» Short exercise: Extract the lines between the line containing "sidebar-item-permalinks[interactable]: 固定链接 (0, 150, 92, 174)" and the line containing "time-format-radio-1[interactable] (230, 333, 243, 346)", inclusive, and reproduce them verbatim, giving no other lines.

» Extracted entries:
• • • • • • •
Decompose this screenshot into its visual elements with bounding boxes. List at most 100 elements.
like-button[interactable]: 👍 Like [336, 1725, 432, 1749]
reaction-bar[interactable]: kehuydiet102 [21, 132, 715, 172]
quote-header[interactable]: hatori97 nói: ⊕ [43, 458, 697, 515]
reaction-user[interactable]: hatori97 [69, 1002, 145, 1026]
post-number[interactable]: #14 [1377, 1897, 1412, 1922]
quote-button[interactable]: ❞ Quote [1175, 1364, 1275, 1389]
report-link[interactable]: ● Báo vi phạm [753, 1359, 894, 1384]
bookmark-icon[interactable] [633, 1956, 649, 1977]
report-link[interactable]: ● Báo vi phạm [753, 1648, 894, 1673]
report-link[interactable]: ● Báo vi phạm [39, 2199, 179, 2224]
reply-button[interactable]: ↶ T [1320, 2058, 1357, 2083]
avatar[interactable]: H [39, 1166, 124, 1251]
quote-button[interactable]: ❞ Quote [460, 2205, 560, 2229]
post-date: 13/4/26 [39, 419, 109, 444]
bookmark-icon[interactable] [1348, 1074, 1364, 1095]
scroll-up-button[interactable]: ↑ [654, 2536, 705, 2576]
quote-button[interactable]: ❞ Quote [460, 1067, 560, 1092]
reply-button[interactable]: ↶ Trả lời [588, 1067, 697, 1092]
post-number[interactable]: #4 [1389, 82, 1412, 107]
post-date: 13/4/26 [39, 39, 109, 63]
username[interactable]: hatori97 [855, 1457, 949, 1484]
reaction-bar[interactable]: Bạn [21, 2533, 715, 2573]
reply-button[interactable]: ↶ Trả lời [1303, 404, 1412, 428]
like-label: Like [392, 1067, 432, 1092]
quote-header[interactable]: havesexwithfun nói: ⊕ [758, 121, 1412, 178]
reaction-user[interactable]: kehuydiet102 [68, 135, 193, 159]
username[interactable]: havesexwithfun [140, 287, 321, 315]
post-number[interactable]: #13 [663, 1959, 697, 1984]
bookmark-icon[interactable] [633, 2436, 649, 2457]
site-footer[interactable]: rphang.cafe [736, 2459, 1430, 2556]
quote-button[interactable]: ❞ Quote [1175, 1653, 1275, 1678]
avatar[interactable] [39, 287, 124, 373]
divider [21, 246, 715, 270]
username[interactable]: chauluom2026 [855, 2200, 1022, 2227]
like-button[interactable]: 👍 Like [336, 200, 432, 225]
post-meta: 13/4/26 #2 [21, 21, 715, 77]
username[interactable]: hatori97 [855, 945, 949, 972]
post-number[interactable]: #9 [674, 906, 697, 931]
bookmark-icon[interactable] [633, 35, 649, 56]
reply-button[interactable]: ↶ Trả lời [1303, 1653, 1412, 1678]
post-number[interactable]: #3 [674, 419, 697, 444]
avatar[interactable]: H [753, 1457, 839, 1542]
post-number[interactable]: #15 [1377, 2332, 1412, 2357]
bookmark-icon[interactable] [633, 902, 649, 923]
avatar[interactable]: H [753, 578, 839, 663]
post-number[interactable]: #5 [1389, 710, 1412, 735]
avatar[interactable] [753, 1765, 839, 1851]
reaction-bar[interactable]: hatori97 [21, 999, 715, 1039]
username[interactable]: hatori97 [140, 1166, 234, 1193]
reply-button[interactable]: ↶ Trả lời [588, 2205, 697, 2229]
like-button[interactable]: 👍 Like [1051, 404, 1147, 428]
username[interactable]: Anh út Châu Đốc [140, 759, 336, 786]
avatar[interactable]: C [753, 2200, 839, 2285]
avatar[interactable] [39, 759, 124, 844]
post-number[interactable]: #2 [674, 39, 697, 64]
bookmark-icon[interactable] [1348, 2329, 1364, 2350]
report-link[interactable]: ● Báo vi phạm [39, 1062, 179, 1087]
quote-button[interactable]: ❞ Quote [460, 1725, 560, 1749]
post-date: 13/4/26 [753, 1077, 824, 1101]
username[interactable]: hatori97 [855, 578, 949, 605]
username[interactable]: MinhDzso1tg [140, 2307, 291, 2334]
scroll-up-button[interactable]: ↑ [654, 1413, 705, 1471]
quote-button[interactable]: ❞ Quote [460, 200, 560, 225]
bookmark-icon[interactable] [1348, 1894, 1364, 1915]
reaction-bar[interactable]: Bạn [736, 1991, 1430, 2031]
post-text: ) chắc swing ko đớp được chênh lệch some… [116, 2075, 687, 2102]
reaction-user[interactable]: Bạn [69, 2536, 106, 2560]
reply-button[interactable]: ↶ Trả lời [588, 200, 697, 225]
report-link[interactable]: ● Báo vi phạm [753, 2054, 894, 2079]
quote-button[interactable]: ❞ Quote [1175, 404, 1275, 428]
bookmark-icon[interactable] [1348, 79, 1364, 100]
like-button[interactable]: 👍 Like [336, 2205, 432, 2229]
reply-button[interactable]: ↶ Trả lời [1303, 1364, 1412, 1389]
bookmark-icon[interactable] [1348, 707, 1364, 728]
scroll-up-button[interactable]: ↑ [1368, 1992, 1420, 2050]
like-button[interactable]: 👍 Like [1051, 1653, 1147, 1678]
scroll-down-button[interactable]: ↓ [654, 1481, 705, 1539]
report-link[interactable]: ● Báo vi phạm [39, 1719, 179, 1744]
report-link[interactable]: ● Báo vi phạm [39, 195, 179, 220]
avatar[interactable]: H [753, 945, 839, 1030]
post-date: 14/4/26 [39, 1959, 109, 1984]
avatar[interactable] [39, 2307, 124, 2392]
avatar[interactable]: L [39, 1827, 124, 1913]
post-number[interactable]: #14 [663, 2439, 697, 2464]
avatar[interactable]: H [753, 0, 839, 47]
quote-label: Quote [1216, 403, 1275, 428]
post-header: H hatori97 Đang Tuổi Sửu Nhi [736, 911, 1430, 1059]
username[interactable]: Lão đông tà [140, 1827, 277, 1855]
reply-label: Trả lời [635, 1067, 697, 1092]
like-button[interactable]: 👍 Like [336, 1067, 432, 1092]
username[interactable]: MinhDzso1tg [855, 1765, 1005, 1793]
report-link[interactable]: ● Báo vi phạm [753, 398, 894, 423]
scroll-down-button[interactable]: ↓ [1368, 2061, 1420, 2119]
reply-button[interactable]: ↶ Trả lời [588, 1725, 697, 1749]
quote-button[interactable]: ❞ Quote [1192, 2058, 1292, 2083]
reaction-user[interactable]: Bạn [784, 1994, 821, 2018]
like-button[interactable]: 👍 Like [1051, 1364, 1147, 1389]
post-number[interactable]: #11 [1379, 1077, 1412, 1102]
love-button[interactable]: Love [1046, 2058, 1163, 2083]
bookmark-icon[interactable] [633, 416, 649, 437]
• • • • • • •
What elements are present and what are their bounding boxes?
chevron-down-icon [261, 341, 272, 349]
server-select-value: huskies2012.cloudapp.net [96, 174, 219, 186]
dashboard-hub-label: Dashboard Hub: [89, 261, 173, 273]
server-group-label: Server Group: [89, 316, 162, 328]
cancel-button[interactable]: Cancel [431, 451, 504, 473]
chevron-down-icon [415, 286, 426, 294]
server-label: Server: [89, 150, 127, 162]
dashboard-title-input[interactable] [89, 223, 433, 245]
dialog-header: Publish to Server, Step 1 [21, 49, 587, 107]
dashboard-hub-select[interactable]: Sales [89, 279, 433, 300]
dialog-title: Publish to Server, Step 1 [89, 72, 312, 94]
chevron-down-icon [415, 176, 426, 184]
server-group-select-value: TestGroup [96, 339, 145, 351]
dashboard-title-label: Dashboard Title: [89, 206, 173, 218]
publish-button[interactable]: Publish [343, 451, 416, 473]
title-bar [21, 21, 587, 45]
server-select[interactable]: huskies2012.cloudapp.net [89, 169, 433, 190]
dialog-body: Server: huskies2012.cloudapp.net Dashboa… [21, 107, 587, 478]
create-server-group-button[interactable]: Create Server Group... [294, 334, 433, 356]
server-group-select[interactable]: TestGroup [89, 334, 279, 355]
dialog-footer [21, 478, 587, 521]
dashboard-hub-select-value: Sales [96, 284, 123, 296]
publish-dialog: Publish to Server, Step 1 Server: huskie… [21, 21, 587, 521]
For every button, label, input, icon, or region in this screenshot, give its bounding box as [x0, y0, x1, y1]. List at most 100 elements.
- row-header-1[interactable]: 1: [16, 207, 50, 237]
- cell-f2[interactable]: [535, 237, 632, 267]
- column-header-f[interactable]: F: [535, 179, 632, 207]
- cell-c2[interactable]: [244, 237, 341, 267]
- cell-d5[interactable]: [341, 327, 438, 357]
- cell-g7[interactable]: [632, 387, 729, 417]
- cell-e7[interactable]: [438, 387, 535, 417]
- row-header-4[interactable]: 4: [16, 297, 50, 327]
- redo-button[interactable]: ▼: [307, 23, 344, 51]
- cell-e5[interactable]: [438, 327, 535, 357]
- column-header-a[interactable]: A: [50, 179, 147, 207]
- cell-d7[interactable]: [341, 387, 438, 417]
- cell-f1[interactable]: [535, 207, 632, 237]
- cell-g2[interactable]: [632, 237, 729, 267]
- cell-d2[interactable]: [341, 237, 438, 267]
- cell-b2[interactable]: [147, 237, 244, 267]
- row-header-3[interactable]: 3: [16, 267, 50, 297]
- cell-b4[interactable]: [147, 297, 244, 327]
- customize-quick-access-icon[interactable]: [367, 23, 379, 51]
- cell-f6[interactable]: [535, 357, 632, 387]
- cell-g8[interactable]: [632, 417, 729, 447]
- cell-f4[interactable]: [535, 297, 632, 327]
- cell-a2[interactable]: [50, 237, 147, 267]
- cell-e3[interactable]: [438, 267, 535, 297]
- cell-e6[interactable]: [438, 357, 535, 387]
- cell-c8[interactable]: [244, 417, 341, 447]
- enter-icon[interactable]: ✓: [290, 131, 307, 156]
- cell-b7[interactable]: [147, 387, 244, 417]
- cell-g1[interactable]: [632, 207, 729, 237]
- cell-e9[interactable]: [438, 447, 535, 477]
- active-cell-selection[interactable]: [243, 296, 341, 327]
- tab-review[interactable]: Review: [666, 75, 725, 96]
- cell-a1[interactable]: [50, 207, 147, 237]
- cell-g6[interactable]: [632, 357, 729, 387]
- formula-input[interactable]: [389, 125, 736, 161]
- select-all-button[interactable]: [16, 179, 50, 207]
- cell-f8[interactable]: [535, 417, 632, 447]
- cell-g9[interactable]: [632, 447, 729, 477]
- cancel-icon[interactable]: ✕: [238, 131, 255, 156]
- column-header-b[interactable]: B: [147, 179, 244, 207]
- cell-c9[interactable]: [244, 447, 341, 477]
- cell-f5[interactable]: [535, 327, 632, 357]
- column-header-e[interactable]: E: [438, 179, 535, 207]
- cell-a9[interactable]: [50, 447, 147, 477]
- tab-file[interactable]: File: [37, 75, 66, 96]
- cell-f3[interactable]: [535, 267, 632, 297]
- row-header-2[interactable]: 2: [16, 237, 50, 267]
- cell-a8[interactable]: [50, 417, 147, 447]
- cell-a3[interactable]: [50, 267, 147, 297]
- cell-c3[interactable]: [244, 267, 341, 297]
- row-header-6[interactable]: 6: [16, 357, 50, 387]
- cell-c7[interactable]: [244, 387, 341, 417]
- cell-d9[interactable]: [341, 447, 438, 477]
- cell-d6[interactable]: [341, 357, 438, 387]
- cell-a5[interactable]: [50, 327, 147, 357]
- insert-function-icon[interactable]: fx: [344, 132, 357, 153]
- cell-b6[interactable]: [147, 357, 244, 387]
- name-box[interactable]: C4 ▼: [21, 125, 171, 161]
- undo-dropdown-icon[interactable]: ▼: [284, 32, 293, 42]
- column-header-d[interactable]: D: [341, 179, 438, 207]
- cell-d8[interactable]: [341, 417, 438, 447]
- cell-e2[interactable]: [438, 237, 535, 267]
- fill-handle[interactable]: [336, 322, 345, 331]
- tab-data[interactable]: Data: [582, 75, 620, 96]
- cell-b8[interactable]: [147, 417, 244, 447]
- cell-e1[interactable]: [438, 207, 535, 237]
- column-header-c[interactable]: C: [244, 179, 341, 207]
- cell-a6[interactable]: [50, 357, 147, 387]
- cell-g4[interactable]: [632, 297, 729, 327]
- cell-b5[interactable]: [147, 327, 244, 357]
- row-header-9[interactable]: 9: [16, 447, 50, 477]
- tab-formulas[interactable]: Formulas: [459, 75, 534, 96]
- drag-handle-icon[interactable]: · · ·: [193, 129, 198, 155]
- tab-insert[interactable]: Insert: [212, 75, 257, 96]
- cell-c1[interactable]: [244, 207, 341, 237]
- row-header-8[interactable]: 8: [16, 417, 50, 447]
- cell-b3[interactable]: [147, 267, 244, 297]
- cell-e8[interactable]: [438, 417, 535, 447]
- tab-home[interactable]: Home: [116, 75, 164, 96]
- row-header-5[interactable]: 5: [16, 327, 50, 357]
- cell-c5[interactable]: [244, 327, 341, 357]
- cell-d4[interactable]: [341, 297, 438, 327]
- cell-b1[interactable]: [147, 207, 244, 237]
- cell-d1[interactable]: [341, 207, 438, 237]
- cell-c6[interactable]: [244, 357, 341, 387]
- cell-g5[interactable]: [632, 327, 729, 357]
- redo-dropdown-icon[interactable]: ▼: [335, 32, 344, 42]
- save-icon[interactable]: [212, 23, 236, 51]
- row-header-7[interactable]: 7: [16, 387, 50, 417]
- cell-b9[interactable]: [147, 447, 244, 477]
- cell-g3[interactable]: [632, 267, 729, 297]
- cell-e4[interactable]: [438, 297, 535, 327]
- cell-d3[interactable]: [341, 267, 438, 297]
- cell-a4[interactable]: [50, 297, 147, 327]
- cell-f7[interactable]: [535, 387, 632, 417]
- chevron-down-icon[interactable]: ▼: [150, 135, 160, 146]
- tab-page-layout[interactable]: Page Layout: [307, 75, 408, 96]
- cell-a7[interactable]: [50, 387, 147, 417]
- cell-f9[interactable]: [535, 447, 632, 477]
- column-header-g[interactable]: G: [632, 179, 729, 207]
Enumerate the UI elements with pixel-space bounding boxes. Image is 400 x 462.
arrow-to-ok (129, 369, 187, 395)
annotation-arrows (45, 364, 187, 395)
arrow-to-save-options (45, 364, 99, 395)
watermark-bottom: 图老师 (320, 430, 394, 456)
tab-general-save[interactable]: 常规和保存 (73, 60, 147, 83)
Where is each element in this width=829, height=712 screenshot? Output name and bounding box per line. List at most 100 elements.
• • • • • • •
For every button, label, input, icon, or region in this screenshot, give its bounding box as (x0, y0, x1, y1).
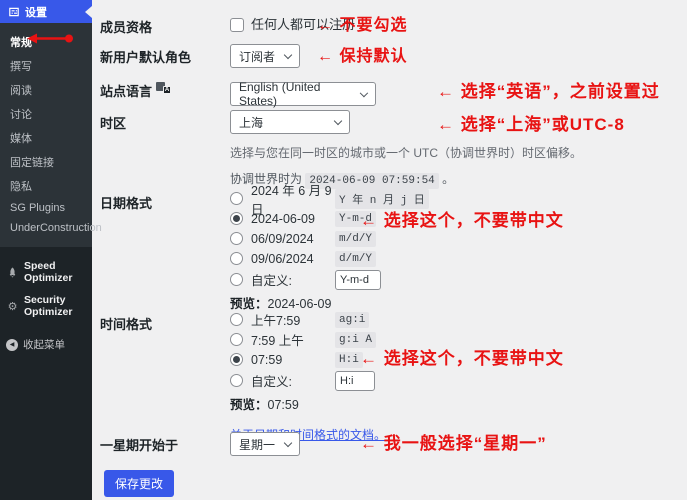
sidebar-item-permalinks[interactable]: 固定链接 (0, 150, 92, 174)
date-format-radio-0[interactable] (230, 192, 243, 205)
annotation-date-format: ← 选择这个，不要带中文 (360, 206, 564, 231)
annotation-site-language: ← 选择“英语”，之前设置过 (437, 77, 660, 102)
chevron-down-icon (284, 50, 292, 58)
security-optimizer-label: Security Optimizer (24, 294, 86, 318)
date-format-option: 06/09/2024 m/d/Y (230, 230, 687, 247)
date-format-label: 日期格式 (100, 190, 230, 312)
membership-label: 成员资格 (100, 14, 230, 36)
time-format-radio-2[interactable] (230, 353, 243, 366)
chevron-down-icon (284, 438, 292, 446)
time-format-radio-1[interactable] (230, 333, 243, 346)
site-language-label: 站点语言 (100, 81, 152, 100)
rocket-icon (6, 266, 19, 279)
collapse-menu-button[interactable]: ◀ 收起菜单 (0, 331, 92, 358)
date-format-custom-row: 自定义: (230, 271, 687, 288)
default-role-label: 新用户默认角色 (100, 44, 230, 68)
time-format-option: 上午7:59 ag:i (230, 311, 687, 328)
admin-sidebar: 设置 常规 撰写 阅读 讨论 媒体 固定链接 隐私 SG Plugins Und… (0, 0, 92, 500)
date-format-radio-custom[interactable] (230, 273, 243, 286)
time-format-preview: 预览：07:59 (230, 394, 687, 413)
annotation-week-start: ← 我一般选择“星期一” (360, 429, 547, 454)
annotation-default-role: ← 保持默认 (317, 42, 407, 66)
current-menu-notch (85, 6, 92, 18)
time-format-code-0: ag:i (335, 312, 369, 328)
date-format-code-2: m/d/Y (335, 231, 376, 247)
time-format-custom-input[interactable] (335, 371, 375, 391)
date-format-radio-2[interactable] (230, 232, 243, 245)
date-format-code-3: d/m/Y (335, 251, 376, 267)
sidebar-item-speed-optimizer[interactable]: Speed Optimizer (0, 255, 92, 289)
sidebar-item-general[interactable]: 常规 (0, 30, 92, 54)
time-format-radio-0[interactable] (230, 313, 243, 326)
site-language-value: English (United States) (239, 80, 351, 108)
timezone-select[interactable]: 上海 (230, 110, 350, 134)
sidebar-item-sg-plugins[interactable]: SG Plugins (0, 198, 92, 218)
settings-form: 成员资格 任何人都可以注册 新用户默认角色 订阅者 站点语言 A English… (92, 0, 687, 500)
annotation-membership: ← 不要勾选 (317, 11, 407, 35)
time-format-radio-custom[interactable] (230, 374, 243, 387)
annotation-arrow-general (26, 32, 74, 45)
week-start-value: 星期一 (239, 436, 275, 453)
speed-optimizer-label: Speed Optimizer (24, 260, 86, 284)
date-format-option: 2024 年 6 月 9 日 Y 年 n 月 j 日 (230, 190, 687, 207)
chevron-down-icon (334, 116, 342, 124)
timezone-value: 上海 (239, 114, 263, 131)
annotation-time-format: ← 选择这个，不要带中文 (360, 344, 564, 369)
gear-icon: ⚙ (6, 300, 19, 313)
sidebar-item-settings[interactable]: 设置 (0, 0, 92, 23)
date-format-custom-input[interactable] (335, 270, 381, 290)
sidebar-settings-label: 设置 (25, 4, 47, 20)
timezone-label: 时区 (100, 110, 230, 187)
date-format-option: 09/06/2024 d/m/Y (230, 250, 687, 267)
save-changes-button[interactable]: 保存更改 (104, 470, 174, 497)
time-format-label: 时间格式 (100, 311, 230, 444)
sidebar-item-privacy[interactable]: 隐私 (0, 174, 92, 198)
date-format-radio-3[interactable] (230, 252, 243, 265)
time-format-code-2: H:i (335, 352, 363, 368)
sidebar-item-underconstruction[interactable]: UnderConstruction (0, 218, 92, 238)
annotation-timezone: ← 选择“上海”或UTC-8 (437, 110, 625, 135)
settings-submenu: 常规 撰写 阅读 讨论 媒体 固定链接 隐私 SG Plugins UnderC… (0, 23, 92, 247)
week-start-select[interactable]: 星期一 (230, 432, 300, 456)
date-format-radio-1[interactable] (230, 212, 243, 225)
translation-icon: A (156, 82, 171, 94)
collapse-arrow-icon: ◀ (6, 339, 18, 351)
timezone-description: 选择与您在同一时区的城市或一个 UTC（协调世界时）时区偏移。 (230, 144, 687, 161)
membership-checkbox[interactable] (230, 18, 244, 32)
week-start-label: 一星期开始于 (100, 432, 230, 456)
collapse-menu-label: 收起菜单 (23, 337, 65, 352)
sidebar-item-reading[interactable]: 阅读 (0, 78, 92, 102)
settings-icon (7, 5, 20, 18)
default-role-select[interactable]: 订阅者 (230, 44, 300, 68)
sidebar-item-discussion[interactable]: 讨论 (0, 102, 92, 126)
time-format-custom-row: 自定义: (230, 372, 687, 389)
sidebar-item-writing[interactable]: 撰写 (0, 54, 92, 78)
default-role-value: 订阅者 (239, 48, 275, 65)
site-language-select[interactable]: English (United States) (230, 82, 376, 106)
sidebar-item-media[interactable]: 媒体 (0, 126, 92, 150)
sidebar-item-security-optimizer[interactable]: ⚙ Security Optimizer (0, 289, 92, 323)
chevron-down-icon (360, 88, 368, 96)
• • • • • • •
» Solution for this problem:
sidebar-item-permalinks[interactable]: 固定链接 (0, 150, 92, 174)
date-format-radio-0[interactable] (230, 192, 243, 205)
annotation-date-format: ← 选择这个，不要带中文 (360, 206, 564, 231)
annotation-site-language: ← 选择“英语”，之前设置过 (437, 77, 660, 102)
chevron-down-icon (284, 50, 292, 58)
security-optimizer-label: Security Optimizer (24, 294, 86, 318)
date-format-option: 06/09/2024 m/d/Y (230, 230, 687, 247)
date-format-label: 日期格式 (100, 190, 230, 312)
membership-label: 成员资格 (100, 14, 230, 36)
time-format-radio-2[interactable] (230, 353, 243, 366)
chevron-down-icon (284, 438, 292, 446)
time-format-radio-1[interactable] (230, 333, 243, 346)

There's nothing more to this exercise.